- **INSTRUCTIONS TO FOLLOW**
Give back the line where "Parse this screenshot: output" appears and all the lines after it until the listing ends, unchanged and with nothing else.

============================================================

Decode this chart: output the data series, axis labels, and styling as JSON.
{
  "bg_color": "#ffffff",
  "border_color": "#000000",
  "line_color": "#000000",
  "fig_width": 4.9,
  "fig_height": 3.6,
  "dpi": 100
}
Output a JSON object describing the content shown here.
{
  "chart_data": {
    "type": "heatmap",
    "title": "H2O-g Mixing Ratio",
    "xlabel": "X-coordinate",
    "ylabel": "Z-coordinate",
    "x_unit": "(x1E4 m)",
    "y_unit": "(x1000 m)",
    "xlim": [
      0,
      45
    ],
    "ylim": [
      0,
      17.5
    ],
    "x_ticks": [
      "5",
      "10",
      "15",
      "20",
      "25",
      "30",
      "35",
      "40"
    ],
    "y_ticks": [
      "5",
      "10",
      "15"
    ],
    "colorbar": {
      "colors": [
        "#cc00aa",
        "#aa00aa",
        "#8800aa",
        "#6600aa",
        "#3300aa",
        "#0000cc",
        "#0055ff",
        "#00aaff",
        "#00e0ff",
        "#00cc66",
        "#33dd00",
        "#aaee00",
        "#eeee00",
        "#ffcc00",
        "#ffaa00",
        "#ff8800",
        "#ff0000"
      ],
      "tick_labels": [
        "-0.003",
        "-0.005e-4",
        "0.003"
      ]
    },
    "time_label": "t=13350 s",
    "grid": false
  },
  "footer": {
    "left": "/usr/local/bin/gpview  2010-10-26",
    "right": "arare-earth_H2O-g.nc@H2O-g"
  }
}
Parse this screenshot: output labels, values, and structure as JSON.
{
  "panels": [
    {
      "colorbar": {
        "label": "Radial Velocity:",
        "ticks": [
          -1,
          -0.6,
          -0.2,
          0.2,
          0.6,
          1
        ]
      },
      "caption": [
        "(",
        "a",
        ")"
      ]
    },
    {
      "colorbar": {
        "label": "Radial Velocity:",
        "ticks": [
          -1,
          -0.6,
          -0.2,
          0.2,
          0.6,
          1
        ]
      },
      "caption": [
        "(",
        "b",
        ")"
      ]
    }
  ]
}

============================================================

- **WRITTEN SOLUTION**
Parse this screenshot: output labels, values, and structure as JSON.
{
  "panels": [
    {
      "colorbar": {
        "label": "Radial Velocity:",
        "ticks": [
          -1,
          -0.6,
          -0.2,
          0.2,
          0.6,
          1
        ]
      },
      "caption": [
        "(",
        "a",
        ")"
      ]
    },
    {
      "colorbar": {
        "label": "Radial Velocity:",
        "ticks": [
          -1,
          -0.6,
          -0.2,
          0.2,
          0.6,
          1
        ]
      },
      "caption": [
        "(",
        "b",
        ")"
      ]
    }
  ]
}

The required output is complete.